◆ Text block
------------------------------------

I’m sorry to have to contradict you Ms. Martin, but it must be stated that you are as Canadian as an apology and there is nothing "honorary" about your status as one of us. Being born upon our soil has never been a requirement to join our fold. All we ask is that you bring with you whatever uniqueness and talents you possess and share them with the rest of us, and for more than forty years you have benevolently done just that. For us fortunate Albertans, Martin will do so once again as she comes to Edmonton to close out the Jewish Family Services wonderful Legends of Broadway fundraiser series at the Northern Alberta Jubilee Auditorium on Sunday October 5th, 2014 with her wildly acclaimed one-woman show Final Days! Everything Must Go!

In anticipation of her return to Alberta, Martin spoke to GayCalgary Magazine from her home in New York city about her memories of living in Edmonton while working on SCTV, her brilliantly written autobiography, and her partiality for gay men.

------------------------------------

◆ Listed records
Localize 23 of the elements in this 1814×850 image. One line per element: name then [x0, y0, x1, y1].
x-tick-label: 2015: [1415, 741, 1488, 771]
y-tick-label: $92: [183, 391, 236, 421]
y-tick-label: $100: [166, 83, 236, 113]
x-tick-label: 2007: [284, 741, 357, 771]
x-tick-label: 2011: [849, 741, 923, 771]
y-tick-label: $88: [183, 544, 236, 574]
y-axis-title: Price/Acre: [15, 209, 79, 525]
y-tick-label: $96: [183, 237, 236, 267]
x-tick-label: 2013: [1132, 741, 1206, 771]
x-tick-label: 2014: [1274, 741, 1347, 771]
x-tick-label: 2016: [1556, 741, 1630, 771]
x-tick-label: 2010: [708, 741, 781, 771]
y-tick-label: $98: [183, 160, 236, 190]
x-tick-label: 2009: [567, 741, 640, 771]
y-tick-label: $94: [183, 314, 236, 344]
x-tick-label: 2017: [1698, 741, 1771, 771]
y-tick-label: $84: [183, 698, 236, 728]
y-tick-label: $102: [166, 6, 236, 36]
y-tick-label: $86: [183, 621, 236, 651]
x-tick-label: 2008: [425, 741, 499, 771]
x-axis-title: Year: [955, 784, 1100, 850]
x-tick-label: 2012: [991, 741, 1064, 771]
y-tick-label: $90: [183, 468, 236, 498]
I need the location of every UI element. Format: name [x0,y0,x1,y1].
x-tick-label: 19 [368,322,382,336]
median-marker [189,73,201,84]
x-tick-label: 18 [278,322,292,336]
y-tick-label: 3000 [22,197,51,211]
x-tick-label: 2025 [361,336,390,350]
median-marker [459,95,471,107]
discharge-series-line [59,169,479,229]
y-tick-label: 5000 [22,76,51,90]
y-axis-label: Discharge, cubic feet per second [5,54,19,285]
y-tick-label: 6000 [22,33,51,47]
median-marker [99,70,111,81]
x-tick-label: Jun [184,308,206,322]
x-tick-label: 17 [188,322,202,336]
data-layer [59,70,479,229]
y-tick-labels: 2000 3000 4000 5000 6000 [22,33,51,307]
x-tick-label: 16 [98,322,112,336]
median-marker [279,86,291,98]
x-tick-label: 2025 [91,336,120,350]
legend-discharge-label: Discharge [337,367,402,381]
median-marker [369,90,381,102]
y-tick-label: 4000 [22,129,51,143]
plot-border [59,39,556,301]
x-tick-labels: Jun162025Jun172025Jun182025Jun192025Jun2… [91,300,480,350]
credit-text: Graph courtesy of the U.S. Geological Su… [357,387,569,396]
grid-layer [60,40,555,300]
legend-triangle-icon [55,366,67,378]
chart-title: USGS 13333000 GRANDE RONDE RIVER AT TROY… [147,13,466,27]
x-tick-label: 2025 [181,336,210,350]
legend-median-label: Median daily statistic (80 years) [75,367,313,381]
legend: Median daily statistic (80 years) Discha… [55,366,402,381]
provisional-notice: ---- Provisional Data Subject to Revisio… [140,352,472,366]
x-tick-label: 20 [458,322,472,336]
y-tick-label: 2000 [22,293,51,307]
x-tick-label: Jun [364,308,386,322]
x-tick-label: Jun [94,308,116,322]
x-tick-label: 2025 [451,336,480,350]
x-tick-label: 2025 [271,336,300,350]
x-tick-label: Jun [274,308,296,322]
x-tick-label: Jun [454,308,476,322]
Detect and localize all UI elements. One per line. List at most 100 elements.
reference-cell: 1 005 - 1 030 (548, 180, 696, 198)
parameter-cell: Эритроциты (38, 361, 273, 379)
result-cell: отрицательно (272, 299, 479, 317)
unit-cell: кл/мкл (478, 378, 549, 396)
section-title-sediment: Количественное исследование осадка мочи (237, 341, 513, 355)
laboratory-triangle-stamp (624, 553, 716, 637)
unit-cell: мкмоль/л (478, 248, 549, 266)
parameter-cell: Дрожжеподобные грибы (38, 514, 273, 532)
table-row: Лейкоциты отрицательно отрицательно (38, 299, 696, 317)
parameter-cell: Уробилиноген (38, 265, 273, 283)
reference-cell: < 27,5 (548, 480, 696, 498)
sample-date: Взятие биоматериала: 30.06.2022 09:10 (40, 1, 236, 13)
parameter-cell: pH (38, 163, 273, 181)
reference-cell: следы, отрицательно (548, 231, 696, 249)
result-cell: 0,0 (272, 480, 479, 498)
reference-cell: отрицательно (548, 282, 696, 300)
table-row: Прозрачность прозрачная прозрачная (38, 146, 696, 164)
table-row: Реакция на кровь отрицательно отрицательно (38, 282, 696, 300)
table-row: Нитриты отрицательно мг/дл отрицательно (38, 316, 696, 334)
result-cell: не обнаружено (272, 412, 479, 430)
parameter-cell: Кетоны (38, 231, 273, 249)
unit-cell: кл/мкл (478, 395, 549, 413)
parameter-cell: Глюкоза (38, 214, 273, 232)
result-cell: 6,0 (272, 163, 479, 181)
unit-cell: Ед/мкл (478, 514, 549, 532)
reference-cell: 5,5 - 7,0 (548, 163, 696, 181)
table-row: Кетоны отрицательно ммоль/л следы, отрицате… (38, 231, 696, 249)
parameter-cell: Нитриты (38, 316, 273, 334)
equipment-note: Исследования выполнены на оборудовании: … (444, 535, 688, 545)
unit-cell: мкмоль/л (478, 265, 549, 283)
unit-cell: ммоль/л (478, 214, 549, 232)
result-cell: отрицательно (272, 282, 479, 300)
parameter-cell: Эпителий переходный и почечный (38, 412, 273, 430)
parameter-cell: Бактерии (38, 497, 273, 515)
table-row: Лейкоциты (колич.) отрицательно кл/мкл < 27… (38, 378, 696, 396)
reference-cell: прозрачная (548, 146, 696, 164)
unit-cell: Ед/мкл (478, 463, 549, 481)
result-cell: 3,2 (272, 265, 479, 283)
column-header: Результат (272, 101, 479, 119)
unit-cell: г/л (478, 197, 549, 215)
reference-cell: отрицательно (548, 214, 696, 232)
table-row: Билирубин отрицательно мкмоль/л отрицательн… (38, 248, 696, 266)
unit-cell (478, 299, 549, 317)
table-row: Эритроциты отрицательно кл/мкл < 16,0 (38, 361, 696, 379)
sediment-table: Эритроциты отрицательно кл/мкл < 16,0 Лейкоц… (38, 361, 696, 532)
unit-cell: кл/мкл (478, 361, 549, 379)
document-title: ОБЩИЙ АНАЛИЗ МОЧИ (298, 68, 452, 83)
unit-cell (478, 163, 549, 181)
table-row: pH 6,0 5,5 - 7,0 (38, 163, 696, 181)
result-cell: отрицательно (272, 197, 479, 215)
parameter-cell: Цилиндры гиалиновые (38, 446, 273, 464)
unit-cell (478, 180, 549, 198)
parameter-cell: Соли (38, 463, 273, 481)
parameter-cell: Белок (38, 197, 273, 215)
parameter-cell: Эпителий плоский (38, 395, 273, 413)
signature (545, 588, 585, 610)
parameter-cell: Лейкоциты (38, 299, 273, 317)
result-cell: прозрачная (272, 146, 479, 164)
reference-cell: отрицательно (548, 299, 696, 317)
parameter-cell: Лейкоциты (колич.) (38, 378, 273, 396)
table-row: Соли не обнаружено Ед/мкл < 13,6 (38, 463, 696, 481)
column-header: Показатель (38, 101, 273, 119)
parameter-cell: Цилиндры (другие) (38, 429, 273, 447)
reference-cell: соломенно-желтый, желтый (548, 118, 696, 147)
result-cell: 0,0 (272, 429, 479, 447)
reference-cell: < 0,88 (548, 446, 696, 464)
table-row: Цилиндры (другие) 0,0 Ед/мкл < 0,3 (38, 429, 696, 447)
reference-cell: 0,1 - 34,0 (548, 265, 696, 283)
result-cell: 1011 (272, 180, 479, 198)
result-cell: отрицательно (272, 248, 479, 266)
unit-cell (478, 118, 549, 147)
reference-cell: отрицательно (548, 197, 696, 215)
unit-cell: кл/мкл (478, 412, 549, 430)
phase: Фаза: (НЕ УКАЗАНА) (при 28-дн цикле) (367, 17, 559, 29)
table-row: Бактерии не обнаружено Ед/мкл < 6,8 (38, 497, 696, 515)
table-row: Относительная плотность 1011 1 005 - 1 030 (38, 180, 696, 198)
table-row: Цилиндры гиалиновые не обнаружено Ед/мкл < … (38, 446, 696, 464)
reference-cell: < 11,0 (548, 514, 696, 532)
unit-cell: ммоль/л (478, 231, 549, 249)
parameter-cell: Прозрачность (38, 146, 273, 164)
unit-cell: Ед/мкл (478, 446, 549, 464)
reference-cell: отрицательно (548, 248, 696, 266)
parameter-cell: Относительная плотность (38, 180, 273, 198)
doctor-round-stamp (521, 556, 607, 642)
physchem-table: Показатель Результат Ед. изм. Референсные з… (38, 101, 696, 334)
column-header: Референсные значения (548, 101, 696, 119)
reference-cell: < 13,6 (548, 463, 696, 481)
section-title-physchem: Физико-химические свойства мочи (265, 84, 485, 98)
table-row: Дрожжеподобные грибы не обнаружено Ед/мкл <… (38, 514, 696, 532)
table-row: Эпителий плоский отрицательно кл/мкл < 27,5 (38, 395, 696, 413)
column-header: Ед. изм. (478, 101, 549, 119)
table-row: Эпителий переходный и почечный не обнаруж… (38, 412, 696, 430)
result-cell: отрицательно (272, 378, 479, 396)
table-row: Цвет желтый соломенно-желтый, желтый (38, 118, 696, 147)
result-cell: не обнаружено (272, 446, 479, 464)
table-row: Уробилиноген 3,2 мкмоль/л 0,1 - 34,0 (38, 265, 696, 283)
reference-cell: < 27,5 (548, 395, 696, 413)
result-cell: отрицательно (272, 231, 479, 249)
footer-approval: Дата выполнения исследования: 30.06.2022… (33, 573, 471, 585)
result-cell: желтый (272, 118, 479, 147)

------------------------------------

◆ Written tasks
a. In the article about Martin's Edmonton show, what is the title of her one-woman show?
b. Carry on the article about Martin's return to Alberta from its last sentence.
The records are separate material and have no connection to the article about Martin's Edmonton show.

◆ Answers to the tasks
a. Final Days! Everything Must Go!

b.
GC:  I know you’ve appeared on many stages on Broadway and in Los Angeles.  When you were writing for the show SCTV you appeared on many stages here in Edmonton, so would you ever do an Edmonton Fringe show?

AM:  It appeals to me. I guess I really haven’t been asked to do one.  I don’t know about the Edmonton one but I know that Toronto and every major city has one.  I’m very familiar with the Edinburgh Fringe [festival].

GC:  Edmonton’s is the next biggest festival after Edinburgh’s.  There are quite a lot of really great works that get premiered and workshopped here.

AM:  Well someone better damn well ask me then! (laughs)

GC: In your autobiography, "LADY PARTS," you mention how watching Chita Rivera on stage made you dream of being an actor on Broadway.  You’re coming to Edmonton to close out the Legends of Broadway fundraiser series for Jewish Family Services, which actually opened with Chita Rivera.  I was just wondering if you still look at her remarkable career and feel aspirational at all?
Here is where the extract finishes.